■ The request ■
Present every line in which the string "Zimbabweans" appears.

■ Material to process ■
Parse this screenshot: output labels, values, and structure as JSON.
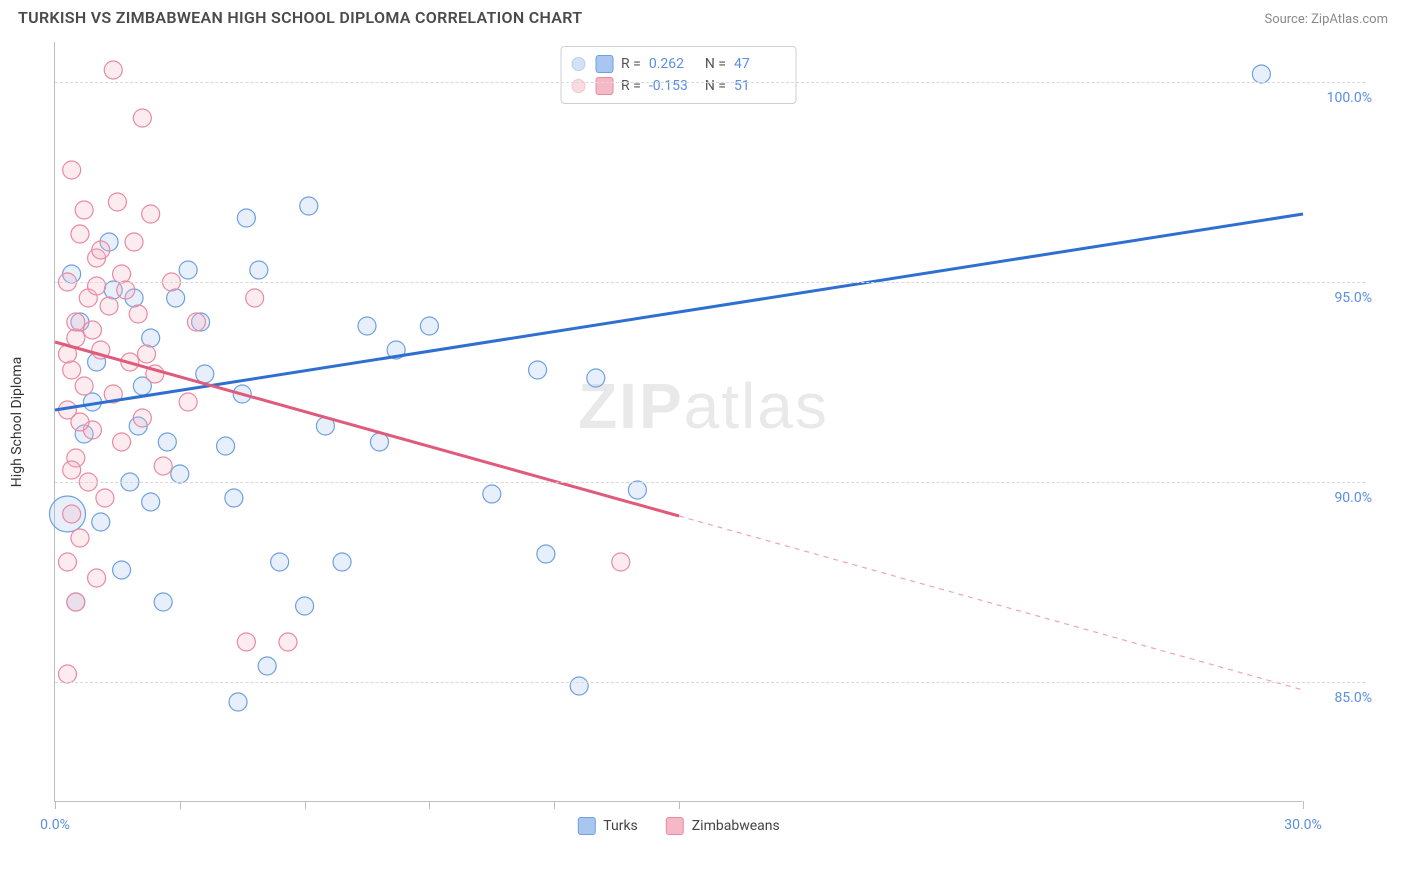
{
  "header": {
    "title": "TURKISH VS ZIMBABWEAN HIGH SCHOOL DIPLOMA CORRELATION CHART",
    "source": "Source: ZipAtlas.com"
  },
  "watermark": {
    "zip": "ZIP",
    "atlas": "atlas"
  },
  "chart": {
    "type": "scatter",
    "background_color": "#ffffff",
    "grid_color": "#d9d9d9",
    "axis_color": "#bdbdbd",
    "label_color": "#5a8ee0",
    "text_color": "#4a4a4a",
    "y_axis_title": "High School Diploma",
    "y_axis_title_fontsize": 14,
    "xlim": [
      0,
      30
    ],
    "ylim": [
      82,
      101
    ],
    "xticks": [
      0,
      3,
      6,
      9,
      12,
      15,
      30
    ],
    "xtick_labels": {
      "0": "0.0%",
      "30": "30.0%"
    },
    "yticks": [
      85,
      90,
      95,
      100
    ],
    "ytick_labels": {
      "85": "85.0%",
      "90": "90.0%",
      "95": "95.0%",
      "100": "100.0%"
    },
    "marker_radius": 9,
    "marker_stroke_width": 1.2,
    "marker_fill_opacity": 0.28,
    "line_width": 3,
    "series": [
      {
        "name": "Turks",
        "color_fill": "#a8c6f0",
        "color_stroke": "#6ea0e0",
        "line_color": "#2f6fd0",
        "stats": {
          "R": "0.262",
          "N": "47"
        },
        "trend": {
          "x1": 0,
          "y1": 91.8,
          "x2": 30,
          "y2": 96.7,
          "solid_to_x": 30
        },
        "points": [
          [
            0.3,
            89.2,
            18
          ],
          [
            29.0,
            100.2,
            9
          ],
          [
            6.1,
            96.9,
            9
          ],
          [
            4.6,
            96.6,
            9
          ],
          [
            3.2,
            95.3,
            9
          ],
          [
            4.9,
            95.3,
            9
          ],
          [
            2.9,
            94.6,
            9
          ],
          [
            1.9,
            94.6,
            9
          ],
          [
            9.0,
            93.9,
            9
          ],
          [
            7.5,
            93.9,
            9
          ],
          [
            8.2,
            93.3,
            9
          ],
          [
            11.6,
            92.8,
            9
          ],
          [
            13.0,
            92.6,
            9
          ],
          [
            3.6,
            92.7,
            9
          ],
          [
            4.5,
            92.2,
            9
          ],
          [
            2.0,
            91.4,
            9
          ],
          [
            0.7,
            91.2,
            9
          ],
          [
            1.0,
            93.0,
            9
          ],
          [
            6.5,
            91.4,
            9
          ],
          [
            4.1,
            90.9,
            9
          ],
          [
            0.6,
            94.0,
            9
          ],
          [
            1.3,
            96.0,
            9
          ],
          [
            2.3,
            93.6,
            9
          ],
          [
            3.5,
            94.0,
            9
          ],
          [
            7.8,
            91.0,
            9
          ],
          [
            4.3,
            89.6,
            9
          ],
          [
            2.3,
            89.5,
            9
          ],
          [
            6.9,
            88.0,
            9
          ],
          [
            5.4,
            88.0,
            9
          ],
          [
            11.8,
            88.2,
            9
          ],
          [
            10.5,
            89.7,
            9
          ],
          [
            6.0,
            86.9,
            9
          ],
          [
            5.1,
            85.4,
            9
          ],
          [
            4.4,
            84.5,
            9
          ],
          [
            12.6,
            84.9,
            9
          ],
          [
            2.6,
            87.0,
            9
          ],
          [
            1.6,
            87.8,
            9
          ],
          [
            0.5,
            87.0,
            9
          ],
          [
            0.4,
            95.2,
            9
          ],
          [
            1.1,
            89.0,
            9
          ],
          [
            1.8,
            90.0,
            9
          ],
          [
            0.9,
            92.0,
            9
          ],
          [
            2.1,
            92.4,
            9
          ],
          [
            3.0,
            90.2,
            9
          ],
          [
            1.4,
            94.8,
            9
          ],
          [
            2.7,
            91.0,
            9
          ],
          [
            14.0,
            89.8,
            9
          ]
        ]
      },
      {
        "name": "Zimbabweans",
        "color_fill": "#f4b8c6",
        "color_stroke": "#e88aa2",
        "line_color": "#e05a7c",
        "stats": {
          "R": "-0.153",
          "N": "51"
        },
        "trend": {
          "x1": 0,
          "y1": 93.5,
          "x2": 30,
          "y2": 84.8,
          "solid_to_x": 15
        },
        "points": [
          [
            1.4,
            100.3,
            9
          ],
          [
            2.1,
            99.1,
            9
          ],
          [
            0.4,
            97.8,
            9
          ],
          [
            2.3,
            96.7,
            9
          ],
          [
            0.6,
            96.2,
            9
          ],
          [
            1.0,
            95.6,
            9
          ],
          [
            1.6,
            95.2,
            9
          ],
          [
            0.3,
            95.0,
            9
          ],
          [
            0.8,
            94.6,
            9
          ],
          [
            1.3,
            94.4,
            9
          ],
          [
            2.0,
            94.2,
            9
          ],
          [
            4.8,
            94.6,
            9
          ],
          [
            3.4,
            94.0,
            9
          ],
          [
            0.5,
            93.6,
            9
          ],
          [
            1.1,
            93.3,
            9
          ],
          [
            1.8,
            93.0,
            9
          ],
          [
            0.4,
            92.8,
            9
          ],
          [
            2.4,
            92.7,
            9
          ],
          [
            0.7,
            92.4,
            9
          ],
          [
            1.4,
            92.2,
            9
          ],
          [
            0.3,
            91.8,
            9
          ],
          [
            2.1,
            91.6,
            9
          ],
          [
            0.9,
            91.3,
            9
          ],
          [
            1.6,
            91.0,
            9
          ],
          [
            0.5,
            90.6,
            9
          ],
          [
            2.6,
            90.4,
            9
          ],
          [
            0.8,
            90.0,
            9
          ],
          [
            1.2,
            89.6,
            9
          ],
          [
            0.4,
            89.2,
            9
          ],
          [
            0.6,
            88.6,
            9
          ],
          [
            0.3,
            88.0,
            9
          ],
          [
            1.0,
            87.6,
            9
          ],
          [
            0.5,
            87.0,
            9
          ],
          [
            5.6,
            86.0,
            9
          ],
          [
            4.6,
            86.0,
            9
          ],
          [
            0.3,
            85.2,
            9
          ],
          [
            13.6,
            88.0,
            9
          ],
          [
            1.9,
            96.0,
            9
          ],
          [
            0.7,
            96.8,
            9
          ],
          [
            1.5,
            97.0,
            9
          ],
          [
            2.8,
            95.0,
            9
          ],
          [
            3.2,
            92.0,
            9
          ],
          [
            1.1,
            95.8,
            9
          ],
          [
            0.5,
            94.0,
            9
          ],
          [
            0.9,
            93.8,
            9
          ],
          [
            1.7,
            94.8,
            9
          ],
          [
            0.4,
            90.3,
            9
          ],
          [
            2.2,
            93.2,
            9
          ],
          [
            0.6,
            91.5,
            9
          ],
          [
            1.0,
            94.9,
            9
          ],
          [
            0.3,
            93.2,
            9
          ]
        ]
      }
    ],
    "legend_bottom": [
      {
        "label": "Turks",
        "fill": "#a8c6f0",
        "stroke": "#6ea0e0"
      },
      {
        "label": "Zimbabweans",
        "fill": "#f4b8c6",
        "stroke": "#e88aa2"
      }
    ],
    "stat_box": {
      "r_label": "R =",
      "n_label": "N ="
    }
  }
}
==
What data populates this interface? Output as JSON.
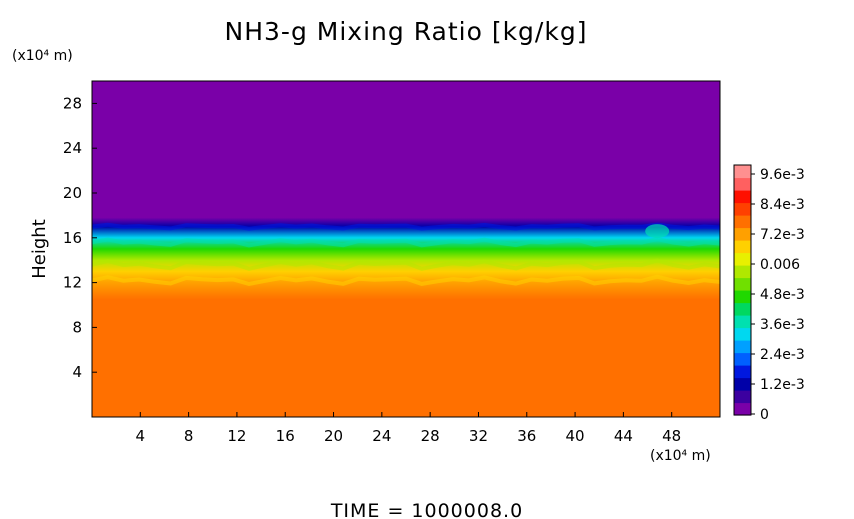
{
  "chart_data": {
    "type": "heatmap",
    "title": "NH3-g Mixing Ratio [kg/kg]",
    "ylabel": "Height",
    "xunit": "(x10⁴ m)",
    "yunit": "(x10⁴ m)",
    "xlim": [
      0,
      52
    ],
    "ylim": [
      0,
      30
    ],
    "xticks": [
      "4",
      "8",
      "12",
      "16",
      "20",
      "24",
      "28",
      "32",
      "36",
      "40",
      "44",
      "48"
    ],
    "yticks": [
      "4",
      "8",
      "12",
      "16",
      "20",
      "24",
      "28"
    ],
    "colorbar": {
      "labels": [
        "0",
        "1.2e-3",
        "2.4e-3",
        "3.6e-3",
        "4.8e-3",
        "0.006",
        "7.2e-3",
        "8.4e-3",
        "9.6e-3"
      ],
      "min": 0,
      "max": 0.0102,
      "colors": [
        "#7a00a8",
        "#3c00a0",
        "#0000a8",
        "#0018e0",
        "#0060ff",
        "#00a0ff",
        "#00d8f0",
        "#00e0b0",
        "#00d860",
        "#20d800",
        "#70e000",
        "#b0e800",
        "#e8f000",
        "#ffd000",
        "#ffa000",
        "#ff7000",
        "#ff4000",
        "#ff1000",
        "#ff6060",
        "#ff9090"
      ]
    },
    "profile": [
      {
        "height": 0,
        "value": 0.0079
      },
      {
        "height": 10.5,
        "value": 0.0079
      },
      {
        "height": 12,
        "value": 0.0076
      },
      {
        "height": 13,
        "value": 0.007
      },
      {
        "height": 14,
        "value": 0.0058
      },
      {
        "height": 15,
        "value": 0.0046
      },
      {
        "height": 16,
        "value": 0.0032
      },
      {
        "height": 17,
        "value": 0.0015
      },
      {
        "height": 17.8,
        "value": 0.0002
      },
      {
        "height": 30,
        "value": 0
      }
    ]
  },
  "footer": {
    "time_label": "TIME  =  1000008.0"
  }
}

■ Written reply ■
        "name": "Zimbabweans",
        "label": "Zimbabweans",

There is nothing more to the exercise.